— Start Information shown —

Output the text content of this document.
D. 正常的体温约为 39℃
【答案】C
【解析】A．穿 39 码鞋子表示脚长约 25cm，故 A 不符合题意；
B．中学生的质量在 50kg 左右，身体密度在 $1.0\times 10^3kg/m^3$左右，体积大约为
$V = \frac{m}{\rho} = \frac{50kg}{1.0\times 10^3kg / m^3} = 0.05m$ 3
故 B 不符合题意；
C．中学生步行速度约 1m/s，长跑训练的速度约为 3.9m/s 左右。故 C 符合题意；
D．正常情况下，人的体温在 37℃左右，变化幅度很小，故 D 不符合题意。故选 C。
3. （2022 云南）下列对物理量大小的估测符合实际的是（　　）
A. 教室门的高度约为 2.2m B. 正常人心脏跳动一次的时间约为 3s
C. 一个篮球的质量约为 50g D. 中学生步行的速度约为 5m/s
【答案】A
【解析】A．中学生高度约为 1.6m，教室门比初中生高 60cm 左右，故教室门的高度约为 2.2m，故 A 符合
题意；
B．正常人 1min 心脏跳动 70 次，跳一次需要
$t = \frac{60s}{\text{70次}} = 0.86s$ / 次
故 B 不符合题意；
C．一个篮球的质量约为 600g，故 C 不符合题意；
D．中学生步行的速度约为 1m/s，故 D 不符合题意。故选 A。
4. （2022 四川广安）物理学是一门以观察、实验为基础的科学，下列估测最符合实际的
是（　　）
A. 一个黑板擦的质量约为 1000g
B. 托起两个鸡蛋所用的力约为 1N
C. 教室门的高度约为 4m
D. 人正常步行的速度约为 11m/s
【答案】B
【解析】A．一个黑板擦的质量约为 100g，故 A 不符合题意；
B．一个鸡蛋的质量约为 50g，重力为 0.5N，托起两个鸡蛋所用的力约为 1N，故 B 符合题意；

— End Information shown —

Extract, word for word, each line of the listing above.

#### Reply
Output the text content of this document.
D. 正常的体温约为 39℃
【答案】C
【解析】A．穿 39 码鞋子表示脚长约 25cm，故 A 不符合题意；
B．中学生的质量在 50kg 左右，身体密度在 $1.0\times 10^3kg/m^3$左右，体积大约为
$V = \frac{m}{\rho} = \frac{50kg}{1.0\times 10^3kg / m^3} = 0.05m$ 3
故 B 不符合题意；
C．中学生步行速度约 1m/s，长跑训练的速度约为 3.9m/s 左右。故 C 符合题意；
D．正常情况下，人的体温在 37℃左右，变化幅度很小，故 D 不符合题意。故选 C。
3. （2022 云南）下列对物理量大小的估测符合实际的是（　　）
A. 教室门的高度约为 2.2m B. 正常人心脏跳动一次的时间约为 3s
C. 一个篮球的质量约为 50g D. 中学生步行的速度约为 5m/s
【答案】A
【解析】A．中学生高度约为 1.6m，教室门比初中生高 60cm 左右，故教室门的高度约为 2.2m，故 A 符合
题意；
B．正常人 1min 心脏跳动 70 次，跳一次需要
$t = \frac{60s}{\text{70次}} = 0.86s$ / 次
故 B 不符合题意；
C．一个篮球的质量约为 600g，故 C 不符合题意；
D．中学生步行的速度约为 1m/s，故 D 不符合题意。故选 A。
4. （2022 四川广安）物理学是一门以观察、实验为基础的科学，下列估测最符合实际的
是（　　）
A. 一个黑板擦的质量约为 1000g
B. 托起两个鸡蛋所用的力约为 1N
C. 教室门的高度约为 4m
D. 人正常步行的速度约为 11m/s
【答案】B
【解析】A．一个黑板擦的质量约为 100g，故 A 不符合题意；
B．一个鸡蛋的质量约为 50g，重力为 0.5N，托起两个鸡蛋所用的力约为 1N，故 B 符合题意；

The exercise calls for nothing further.